• _Task details_: Look through the listing for the word "Ogeechee". Copy each line that has it.

• _Data section_:
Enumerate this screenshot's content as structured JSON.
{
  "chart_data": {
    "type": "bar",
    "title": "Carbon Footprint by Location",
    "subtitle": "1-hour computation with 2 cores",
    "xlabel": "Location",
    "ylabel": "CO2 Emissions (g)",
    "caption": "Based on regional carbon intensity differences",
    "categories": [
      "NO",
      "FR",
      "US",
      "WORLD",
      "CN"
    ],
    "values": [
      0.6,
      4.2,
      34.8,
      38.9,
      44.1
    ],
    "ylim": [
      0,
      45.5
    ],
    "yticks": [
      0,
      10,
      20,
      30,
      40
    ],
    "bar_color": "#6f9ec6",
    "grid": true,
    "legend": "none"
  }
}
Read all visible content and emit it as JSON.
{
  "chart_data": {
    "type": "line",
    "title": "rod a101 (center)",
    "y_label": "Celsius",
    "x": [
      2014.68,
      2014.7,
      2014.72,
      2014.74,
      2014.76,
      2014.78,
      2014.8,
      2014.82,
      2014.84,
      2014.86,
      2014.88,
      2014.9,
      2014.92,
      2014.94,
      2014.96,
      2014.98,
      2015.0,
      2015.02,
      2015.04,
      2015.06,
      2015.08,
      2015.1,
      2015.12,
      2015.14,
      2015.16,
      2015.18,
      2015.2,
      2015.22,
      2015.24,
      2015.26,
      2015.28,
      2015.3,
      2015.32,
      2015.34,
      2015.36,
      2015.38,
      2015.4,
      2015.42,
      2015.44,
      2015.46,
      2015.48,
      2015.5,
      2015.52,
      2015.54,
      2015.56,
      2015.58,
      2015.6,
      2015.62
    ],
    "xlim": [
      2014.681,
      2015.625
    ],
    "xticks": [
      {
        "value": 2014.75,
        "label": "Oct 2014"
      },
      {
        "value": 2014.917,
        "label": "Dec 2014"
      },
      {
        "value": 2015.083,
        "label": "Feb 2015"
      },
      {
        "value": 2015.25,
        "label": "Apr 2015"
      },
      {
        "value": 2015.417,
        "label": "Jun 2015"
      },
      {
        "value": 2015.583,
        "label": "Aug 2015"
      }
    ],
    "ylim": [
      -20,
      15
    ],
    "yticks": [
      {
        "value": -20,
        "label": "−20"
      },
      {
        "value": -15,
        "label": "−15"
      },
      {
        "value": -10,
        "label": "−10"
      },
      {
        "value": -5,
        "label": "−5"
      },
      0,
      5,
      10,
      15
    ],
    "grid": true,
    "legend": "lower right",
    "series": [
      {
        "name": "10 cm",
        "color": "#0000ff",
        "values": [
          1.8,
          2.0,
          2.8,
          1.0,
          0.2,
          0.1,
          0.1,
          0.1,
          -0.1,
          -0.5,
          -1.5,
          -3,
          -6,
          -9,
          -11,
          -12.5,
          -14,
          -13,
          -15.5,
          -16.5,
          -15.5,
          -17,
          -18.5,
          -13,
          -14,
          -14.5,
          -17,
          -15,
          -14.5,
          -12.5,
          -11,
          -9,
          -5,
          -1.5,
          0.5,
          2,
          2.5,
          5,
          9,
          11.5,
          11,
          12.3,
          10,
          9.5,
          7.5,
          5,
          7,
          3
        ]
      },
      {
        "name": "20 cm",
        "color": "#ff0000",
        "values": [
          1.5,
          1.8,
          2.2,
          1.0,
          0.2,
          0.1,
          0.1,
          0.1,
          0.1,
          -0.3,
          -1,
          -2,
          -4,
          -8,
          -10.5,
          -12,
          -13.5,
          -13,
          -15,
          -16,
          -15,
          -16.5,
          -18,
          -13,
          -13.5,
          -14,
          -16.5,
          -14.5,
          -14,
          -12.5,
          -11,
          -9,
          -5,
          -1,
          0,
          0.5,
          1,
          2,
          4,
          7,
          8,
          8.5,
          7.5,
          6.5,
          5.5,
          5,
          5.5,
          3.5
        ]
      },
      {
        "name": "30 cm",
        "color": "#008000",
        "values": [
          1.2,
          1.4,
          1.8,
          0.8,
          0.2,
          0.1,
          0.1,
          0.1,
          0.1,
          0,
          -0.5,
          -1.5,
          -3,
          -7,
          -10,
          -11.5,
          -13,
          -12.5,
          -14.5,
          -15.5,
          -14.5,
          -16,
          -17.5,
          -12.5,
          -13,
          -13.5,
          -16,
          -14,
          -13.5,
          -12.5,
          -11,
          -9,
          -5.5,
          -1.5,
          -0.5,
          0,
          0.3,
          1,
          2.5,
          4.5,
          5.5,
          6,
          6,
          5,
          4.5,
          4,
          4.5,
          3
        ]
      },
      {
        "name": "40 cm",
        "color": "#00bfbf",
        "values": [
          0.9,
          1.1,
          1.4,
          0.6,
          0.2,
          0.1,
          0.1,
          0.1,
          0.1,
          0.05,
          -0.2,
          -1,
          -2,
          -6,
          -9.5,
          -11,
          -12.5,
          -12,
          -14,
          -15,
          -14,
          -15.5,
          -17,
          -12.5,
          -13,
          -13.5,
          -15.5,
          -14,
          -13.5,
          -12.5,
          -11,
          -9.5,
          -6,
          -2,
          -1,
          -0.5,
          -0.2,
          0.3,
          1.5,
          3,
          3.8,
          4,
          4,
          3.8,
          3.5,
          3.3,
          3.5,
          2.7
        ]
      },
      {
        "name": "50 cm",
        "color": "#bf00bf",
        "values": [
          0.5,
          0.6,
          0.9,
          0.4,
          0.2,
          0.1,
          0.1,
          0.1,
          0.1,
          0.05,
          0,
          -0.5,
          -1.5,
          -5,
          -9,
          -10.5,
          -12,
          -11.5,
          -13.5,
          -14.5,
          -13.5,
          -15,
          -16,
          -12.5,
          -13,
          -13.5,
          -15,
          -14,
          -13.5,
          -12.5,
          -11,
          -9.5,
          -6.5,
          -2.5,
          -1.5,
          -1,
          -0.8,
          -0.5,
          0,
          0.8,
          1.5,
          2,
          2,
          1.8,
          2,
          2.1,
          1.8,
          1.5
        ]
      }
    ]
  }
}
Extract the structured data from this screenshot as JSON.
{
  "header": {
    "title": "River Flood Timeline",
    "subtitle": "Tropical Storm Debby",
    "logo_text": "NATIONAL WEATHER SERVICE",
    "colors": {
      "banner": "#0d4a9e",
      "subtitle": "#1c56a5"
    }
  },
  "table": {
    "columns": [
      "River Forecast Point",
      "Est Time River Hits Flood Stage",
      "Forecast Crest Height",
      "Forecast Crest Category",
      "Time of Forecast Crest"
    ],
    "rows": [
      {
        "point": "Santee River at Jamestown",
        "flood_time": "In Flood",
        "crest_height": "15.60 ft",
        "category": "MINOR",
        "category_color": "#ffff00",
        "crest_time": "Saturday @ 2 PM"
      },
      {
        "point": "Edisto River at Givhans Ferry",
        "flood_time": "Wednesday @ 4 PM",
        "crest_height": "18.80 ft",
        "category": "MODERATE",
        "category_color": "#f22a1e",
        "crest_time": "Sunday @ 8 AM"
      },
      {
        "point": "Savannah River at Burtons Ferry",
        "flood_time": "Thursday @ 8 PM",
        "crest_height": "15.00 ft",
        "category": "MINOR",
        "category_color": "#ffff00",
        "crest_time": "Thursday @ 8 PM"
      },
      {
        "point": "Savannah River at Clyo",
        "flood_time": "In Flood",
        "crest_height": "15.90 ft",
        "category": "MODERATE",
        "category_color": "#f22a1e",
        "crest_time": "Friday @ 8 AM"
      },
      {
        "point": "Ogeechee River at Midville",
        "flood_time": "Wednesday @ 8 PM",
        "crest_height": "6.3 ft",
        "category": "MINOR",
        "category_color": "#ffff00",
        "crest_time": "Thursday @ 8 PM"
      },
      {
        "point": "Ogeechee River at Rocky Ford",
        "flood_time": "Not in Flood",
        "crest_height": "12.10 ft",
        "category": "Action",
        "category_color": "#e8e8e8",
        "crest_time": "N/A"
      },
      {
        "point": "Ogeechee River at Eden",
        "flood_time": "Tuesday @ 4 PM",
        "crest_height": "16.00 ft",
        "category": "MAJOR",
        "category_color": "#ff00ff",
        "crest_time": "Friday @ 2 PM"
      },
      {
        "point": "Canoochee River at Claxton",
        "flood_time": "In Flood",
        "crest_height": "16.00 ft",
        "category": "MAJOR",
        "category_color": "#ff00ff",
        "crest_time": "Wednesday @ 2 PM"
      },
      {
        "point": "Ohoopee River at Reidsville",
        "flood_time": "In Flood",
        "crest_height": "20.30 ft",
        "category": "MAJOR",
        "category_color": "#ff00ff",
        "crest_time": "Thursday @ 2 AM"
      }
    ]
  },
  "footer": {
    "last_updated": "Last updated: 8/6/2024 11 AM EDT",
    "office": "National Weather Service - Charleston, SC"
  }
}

• _Response_:
        "point": "Ogeechee River at Midville",
        "point": "Ogeechee River at Rocky Ford",
        "point": "Ogeechee River at Eden",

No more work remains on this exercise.